> What you are asked to do: Every record should be copied exactly, except that pictures are to be omitted.
BEGIN Exercise data
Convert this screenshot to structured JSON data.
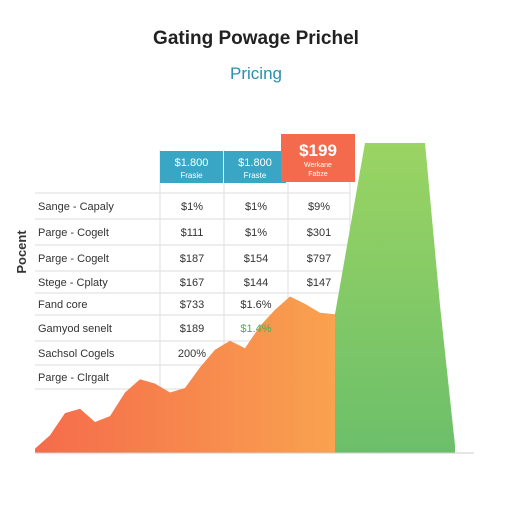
{
  "title": "Gating Powage Prichel",
  "subtitle": "Pricing",
  "ylabel": "Pocent",
  "colors": {
    "teal": "#3aa6c6",
    "coral": "#f36a4c",
    "orange_area": "#f7894e",
    "green_area": "#8fcd62",
    "grid": "#dddddd",
    "text": "#333333",
    "green_text": "#4caf50"
  },
  "tiers": [
    {
      "price": "$1.800",
      "label": "Frasie",
      "style": "teal"
    },
    {
      "price": "$1.800",
      "label": "Fraste",
      "style": "teal"
    },
    {
      "price": "$199",
      "label": "Werkane\nFabze",
      "style": "coral"
    }
  ],
  "table": {
    "rows": [
      {
        "label": "Sange - Capaly",
        "cells": [
          "$1%",
          "$1%",
          "$9%"
        ]
      },
      {
        "label": "Parge - Cogelt",
        "cells": [
          "$111",
          "$1%",
          "$301"
        ]
      },
      {
        "label": "Parge - Cogelt",
        "cells": [
          "$187",
          "$154",
          "$797"
        ]
      },
      {
        "label": "Stege - Cplaty",
        "cells": [
          "$167",
          "$144",
          "$147"
        ]
      },
      {
        "label": "Fand core",
        "cells": [
          "$733",
          "$1.6%",
          ""
        ]
      },
      {
        "label": "Gamyod senelt",
        "cells": [
          "$189",
          "$1.4%",
          ""
        ]
      },
      {
        "label": "Sachsol Cogels",
        "cells": [
          "200%",
          "",
          ""
        ]
      },
      {
        "label": "Parge - Clrgalt",
        "cells": [
          "",
          "",
          ""
        ]
      }
    ],
    "highlight": {
      "row": 5,
      "col": 1,
      "color": "green_text"
    }
  },
  "chart_data": {
    "type": "area",
    "title": "Gating Powage Prichel",
    "subtitle": "Pricing",
    "ylabel": "Pocent",
    "series": [
      {
        "x": [
          0,
          0.5,
          1,
          1.5,
          2,
          2.5,
          3,
          3.5,
          4,
          4.5,
          5,
          5.5,
          6,
          6.5,
          7,
          7.5,
          8,
          8.5,
          9,
          9.5,
          10
        ],
        "values": [
          3,
          12,
          27,
          30,
          21,
          25,
          41,
          50,
          47,
          41,
          44,
          58,
          70,
          76,
          71,
          86,
          97,
          106,
          101,
          95,
          94
        ]
      },
      {
        "x": [
          10,
          11,
          12,
          13,
          13.5,
          14
        ],
        "values": [
          94,
          210,
          210,
          210,
          100,
          5
        ]
      }
    ],
    "xlim": [
      0,
      14
    ],
    "ylim": [
      0,
      210
    ],
    "grid": true
  }
}
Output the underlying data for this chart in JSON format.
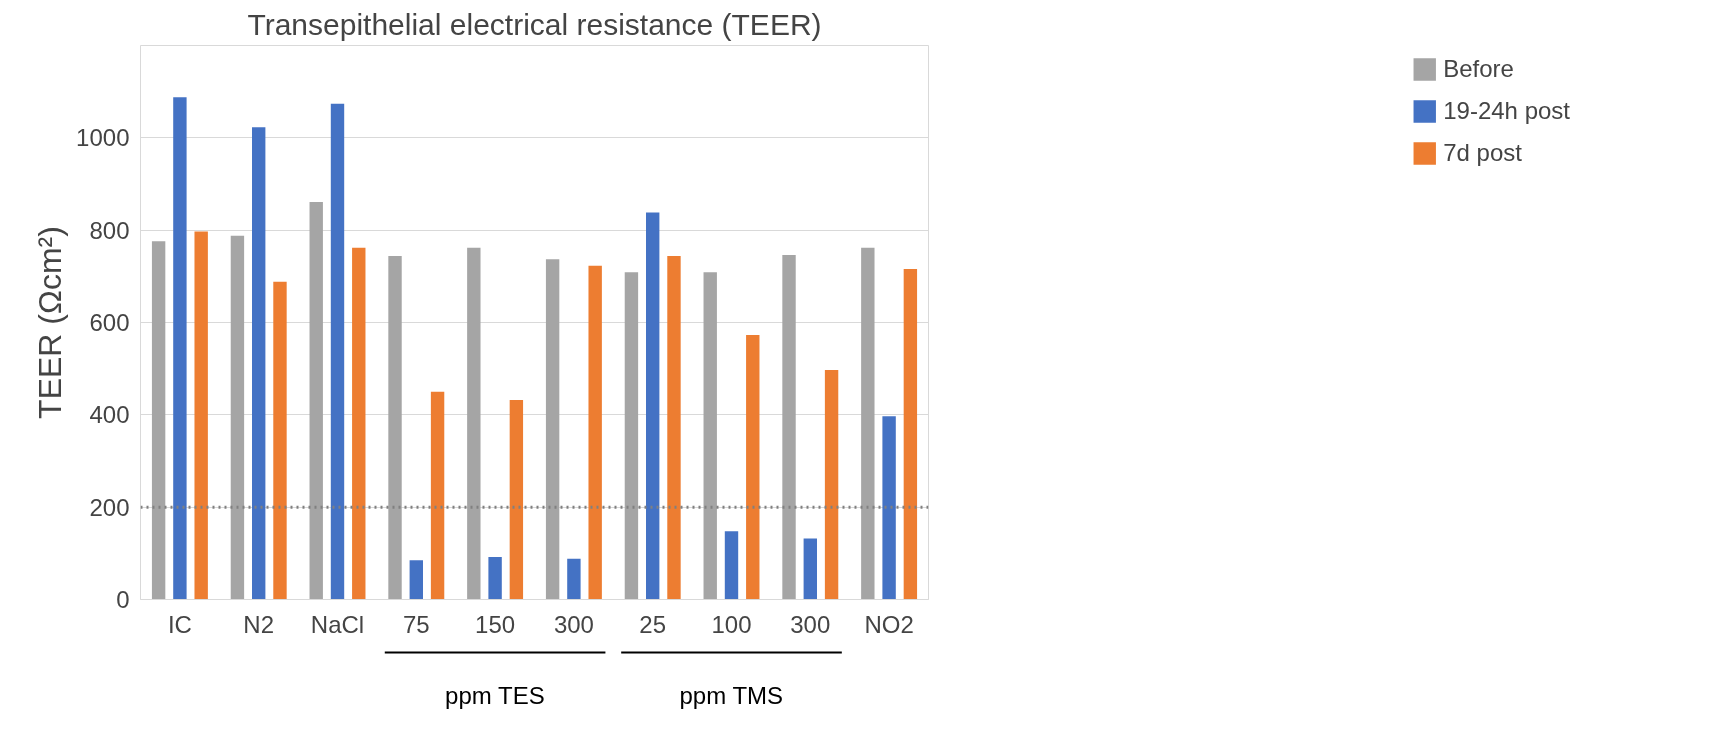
{
  "chart_data": {
    "type": "bar",
    "title": "Transepithelial electrical resistance (TEER)",
    "ylabel": "TEER (Ωcm²)",
    "categories": [
      "IC",
      "N2",
      "NaCl",
      "75",
      "150",
      "300",
      "25",
      "100",
      "300",
      "NO2"
    ],
    "series": [
      {
        "name": "Before",
        "color": "#a5a5a5",
        "values": [
          776,
          788,
          861,
          744,
          762,
          737,
          709,
          709,
          746,
          762
        ]
      },
      {
        "name": "19-24h post",
        "color": "#4472c4",
        "values": [
          1088,
          1023,
          1074,
          85,
          92,
          88,
          838,
          148,
          132,
          397
        ]
      },
      {
        "name": "7d post",
        "color": "#ed7d31",
        "values": [
          797,
          688,
          762,
          450,
          432,
          723,
          744,
          573,
          497,
          716
        ]
      }
    ],
    "ylim": [
      0,
      1200
    ],
    "yticks": [
      0,
      200,
      400,
      600,
      800,
      1000,
      {
        "value": 1200,
        "label": null
      }
    ],
    "grid": "y",
    "legend": "right",
    "ref_lines": [
      {
        "axis": "y",
        "value": 200,
        "color": "#808080",
        "line_style": "dotted"
      }
    ],
    "annotations": [
      "ppm TES",
      "ppm TMS"
    ]
  }
}
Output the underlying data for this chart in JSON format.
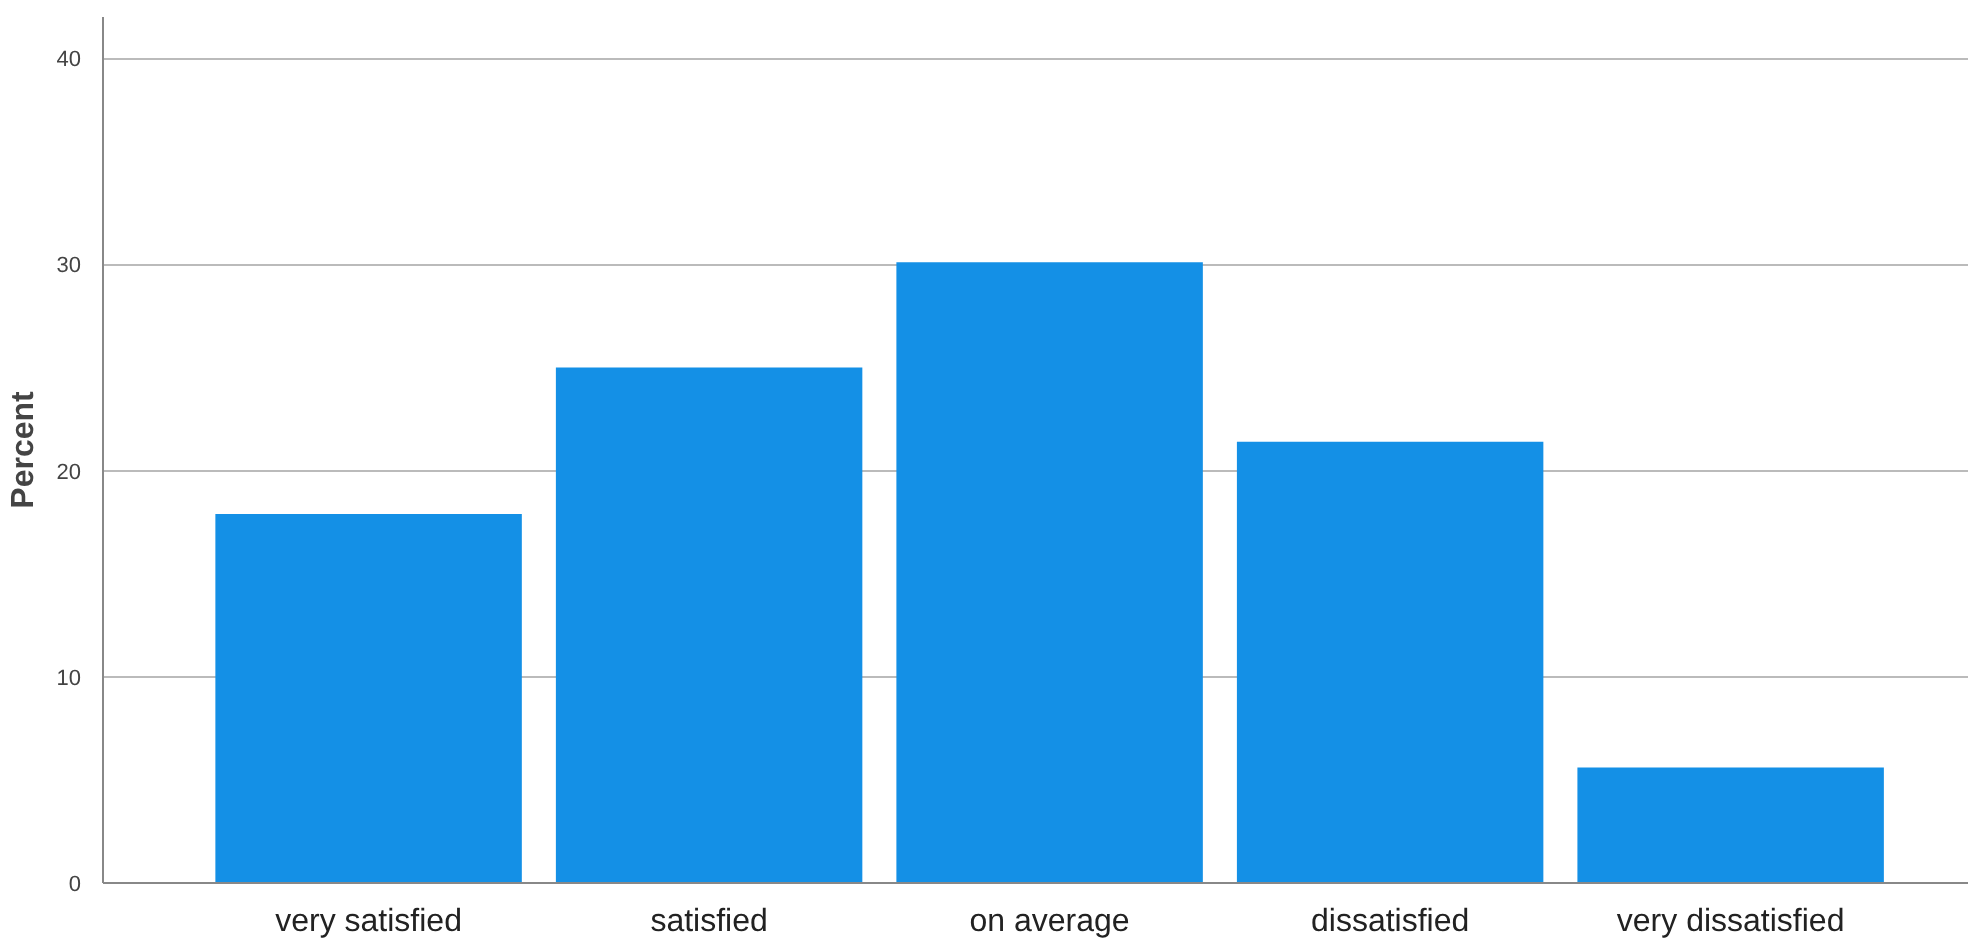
{
  "chart_data": {
    "type": "bar",
    "ylabel": "Percent",
    "categories": [
      "very satisfied",
      "satisfied",
      "on average",
      "dissatisfied",
      "very dissatisfied"
    ],
    "values": [
      17.9,
      25.0,
      30.1,
      21.4,
      5.6
    ],
    "color": "#1490e6",
    "ylim": [
      0,
      42
    ],
    "yticks": [
      0,
      10,
      20,
      30,
      40
    ],
    "grid": "y"
  }
}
END Exercise data
> Solution to this problem:
Convert this screenshot to structured JSON data.
{
  "title": "Gating Powage Prichel",
  "subtitle": "Pricing",
  "ylabel": "Pocent",
  "colors": {
    "teal": "#3aa6c6",
    "coral": "#f36a4c",
    "orange_area": "#f7894e",
    "green_area": "#8fcd62",
    "grid": "#dddddd",
    "text": "#333333",
    "green_text": "#4caf50"
  },
  "tiers": [
    {
      "price": "$1.800",
      "label": "Frasie",
      "style": "teal"
    },
    {
      "price": "$1.800",
      "label": "Fraste",
      "style": "teal"
    },
    {
      "price": "$199",
      "label": "Werkane\nFabze",
      "style": "coral"
    }
  ],
  "table": {
    "rows": [
      {
        "label": "Sange - Capaly",
        "cells": [
          "$1%",
          "$1%",
          "$9%"
        ]
      },
      {
        "label": "Parge - Cogelt",
        "cells": [
          "$111",
          "$1%",
          "$301"
        ]
      },
      {
        "label": "Parge - Cogelt",
        "cells": [
          "$187",
          "$154",
          "$797"
        ]
      },
      {
        "label": "Stege - Cplaty",
        "cells": [
          "$167",
          "$144",
          "$147"
        ]
      },
      {
        "label": "Fand core",
        "cells": [
          "$733",
          "$1.6%",
          ""
        ]
      },
      {
        "label": "Gamyod senelt",
        "cells": [
          "$189",
          "$1.4%",
          ""
        ]
      },
      {
        "label": "Sachsol Cogels",
        "cells": [
          "200%",
          "",
          ""
        ]
      },
      {
        "label": "Parge - Clrgalt",
        "cells": [
          "",
          "",
          ""
        ]
      }
    ],
    "highlight": {
      "row": 5,
      "col": 1,
      "color": "green_text"
    }
  },
  "chart_data": {
    "type": "area",
    "title": "Gating Powage Prichel",
    "subtitle": "Pricing",
    "ylabel": "Pocent",
    "series": [
      {
        "x": [
          0,
          0.5,
          1,
          1.5,
          2,
          2.5,
          3,
          3.5,
          4,
          4.5,
          5,
          5.5,
          6,
          6.5,
          7,
          7.5,
          8,
          8.5,
          9,
          9.5,
          10
        ],
        "values": [
          3,
          12,
          27,
          30,
          21,
          25,
          41,
          50,
          47,
          41,
          44,
          58,
          70,
          76,
          71,
          86,
          97,
          106,
          101,
          95,
          94
        ]
      },
      {
        "x": [
          10,
          11,
          12,
          13,
          13.5,
          14
        ],
        "values": [
          94,
          210,
          210,
          210,
          100,
          5
        ]
      }
    ],
    "xlim": [
      0,
      14
    ],
    "ylim": [
      0,
      210
    ],
    "grid": true
  }
}
Output the underlying data for this chart in JSON format.
{
  "chart_data": {
    "type": "bar",
    "title": "Transepithelial electrical resistance (TEER)",
    "ylabel": "TEER (Ωcm²)",
    "categories": [
      "IC",
      "N2",
      "NaCl",
      "75",
      "150",
      "300",
      "25",
      "100",
      "300",
      "NO2"
    ],
    "series": [
      {
        "name": "Before",
        "color": "#a5a5a5",
        "values": [
          776,
          788,
          861,
          744,
          762,
          737,
          709,
          709,
          746,
          762
        ]
      },
      {
        "name": "19-24h post",
        "color": "#4472c4",
        "values": [
          1088,
          1023,
          1074,
          85,
          92,
          88,
          838,
          148,
          132,
          397
        ]
      },
      {
        "name": "7d post",
        "color": "#ed7d31",
        "values": [
          797,
          688,
          762,
          450,
          432,
          723,
          744,
          573,
          497,
          716
        ]
      }
    ],
    "ylim": [
      0,
      1200
    ],
    "yticks": [
      0,
      200,
      400,
      600,
      800,
      1000,
      {
        "value": 1200,
        "label": null
      }
    ],
    "grid": "y",
    "legend": "right",
    "ref_lines": [
      {
        "axis": "y",
        "value": 200,
        "color": "#808080",
        "line_style": "dotted"
      }
    ],
    "annotations": [
      "ppm TES",
      "ppm TMS"
    ]
  }
}
Output the underlying data for this chart in JSON format.
{
  "chart_data": {
    "type": "bar",
    "ylabel": "Percent",
    "categories": [
      "very satisfied",
      "satisfied",
      "on average",
      "dissatisfied",
      "very dissatisfied"
    ],
    "values": [
      17.9,
      25.0,
      30.1,
      21.4,
      5.6
    ],
    "color": "#1490e6",
    "ylim": [
      0,
      42
    ],
    "yticks": [
      0,
      10,
      20,
      30,
      40
    ],
    "grid": "y"
  }
}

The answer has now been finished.